Dataset entries
= = =
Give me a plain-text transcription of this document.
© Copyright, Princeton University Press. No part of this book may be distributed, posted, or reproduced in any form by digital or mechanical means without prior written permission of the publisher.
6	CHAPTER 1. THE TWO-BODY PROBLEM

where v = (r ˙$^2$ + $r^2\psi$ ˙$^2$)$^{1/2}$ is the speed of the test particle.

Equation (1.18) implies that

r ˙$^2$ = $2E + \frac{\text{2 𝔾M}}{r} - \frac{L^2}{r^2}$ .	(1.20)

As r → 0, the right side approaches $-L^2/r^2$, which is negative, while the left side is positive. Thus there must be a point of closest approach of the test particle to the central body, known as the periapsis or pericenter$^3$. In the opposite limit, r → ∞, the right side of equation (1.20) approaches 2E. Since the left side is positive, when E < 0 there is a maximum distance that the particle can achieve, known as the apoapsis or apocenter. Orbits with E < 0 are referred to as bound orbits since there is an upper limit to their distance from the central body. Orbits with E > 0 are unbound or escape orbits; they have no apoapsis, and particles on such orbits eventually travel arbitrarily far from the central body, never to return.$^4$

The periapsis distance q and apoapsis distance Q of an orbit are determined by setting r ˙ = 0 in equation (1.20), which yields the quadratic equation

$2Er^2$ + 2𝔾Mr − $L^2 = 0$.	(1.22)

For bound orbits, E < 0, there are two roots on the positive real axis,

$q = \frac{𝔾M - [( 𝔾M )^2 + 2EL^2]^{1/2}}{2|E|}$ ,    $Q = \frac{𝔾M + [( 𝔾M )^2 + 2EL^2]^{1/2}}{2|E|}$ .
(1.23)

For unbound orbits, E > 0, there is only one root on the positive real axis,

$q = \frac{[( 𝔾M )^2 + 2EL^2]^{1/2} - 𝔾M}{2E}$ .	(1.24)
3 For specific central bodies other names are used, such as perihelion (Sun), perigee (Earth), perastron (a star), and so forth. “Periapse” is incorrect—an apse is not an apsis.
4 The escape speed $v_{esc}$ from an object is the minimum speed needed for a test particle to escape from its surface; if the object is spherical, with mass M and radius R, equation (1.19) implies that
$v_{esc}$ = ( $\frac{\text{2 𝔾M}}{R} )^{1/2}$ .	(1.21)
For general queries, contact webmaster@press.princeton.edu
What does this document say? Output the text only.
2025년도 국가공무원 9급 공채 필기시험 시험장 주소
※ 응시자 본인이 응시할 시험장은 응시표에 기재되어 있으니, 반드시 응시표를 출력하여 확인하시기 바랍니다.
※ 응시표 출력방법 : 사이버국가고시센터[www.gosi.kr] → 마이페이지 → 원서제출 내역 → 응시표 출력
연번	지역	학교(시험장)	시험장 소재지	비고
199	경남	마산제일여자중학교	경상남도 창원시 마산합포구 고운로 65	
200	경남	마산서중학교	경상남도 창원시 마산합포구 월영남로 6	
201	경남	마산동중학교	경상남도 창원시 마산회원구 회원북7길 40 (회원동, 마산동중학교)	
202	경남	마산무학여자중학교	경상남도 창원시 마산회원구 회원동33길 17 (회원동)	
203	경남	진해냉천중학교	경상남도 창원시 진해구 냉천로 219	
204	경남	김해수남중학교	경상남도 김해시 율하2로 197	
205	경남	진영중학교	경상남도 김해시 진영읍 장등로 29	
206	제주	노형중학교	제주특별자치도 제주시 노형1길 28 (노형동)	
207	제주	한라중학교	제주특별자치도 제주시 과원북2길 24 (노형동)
= = =
## What needs to be done
Every line containing the string "제주특별자치도" must be listed.

## Full output
206	제주	노형중학교	제주특별자치도 제주시 노형1길 28 (노형동)	
207	제주	한라중학교	제주특별자치도 제주시 과원북2길 24 (노형동)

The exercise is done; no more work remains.